Description of the task: Transcribe the lines below verbatim, skipping the images.

** BEGIN **

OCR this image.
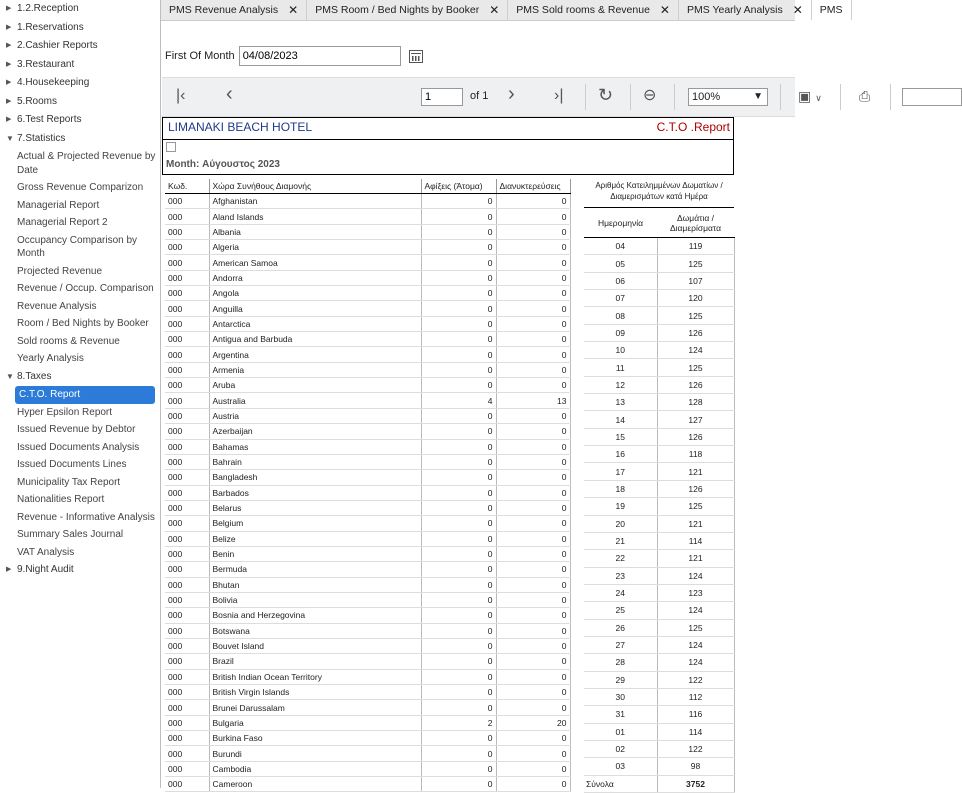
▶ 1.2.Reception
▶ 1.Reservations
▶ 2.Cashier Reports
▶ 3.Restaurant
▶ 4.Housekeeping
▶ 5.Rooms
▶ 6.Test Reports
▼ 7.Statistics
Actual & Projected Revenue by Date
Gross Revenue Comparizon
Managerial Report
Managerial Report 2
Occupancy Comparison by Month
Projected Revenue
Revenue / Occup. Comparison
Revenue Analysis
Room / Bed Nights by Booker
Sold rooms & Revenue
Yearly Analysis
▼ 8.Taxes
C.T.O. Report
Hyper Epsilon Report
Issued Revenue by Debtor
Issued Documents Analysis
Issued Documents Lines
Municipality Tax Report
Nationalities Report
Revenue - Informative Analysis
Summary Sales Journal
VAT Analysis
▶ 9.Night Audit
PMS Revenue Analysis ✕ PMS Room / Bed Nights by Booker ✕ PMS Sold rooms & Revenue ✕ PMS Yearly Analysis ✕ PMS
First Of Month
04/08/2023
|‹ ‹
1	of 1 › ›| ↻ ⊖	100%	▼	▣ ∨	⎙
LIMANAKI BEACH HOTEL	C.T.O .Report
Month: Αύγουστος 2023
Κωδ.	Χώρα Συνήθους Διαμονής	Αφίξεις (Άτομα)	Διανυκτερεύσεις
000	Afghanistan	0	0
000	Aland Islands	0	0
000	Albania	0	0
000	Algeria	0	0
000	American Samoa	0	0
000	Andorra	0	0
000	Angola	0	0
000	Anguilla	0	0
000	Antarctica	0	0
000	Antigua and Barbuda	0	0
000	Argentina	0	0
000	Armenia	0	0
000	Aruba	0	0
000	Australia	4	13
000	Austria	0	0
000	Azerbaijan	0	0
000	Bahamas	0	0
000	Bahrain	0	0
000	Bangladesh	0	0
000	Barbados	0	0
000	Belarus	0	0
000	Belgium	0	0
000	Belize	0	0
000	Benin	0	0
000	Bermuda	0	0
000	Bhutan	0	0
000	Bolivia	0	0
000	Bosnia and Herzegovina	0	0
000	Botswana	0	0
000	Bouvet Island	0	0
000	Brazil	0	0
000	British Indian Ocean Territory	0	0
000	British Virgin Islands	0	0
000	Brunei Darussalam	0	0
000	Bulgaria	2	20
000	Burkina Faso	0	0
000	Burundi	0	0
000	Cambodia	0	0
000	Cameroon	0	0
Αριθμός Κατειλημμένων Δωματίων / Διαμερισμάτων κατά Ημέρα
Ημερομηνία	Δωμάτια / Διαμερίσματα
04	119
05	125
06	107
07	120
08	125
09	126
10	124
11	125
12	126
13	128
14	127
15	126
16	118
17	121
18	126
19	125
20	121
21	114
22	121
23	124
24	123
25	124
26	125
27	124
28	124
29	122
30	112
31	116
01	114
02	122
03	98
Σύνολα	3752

** END **

Answer to the task:
OCR this image.
▶ 1.2.Reception
▶ 1.Reservations
▶ 2.Cashier Reports
▶ 3.Restaurant
▶ 4.Housekeeping
▶ 5.Rooms
▶ 6.Test Reports
▼ 7.Statistics
Actual & Projected Revenue by Date
Gross Revenue Comparizon
Managerial Report
Managerial Report 2
Occupancy Comparison by Month
Projected Revenue
Revenue / Occup. Comparison
Revenue Analysis
Room / Bed Nights by Booker
Sold rooms & Revenue
Yearly Analysis
▼ 8.Taxes
C.T.O. Report
Hyper Epsilon Report
Issued Revenue by Debtor
Issued Documents Analysis
Issued Documents Lines
Municipality Tax Report
Nationalities Report
Revenue - Informative Analysis
Summary Sales Journal
VAT Analysis
▶ 9.Night Audit
PMS Revenue Analysis ✕ PMS Room / Bed Nights by Booker ✕ PMS Sold rooms & Revenue ✕ PMS Yearly Analysis ✕ PMS
First Of Month
04/08/2023
|‹ ‹
1	of 1 › ›| ↻ ⊖	100%	▼	▣ ∨	⎙
LIMANAKI BEACH HOTEL	C.T.O .Report
Month: Αύγουστος 2023
Κωδ.	Χώρα Συνήθους Διαμονής	Αφίξεις (Άτομα)	Διανυκτερεύσεις
000	Afghanistan	0	0
000	Aland Islands	0	0
000	Albania	0	0
000	Algeria	0	0
000	American Samoa	0	0
000	Andorra	0	0
000	Angola	0	0
000	Anguilla	0	0
000	Antarctica	0	0
000	Antigua and Barbuda	0	0
000	Argentina	0	0
000	Armenia	0	0
000	Aruba	0	0
000	Australia	4	13
000	Austria	0	0
000	Azerbaijan	0	0
000	Bahamas	0	0
000	Bahrain	0	0
000	Bangladesh	0	0
000	Barbados	0	0
000	Belarus	0	0
000	Belgium	0	0
000	Belize	0	0
000	Benin	0	0
000	Bermuda	0	0
000	Bhutan	0	0
000	Bolivia	0	0
000	Bosnia and Herzegovina	0	0
000	Botswana	0	0
000	Bouvet Island	0	0
000	Brazil	0	0
000	British Indian Ocean Territory	0	0
000	British Virgin Islands	0	0
000	Brunei Darussalam	0	0
000	Bulgaria	2	20
000	Burkina Faso	0	0
000	Burundi	0	0
000	Cambodia	0	0
000	Cameroon	0	0
Αριθμός Κατειλημμένων Δωματίων / Διαμερισμάτων κατά Ημέρα
Ημερομηνία	Δωμάτια / Διαμερίσματα
04	119
05	125
06	107
07	120
08	125
09	126
10	124
11	125
12	126
13	128
14	127
15	126
16	118
17	121
18	126
19	125
20	121
21	114
22	121
23	124
24	123
25	124
26	125
27	124
28	124
29	122
30	112
31	116
01	114
02	122
03	98
Σύνολα	3752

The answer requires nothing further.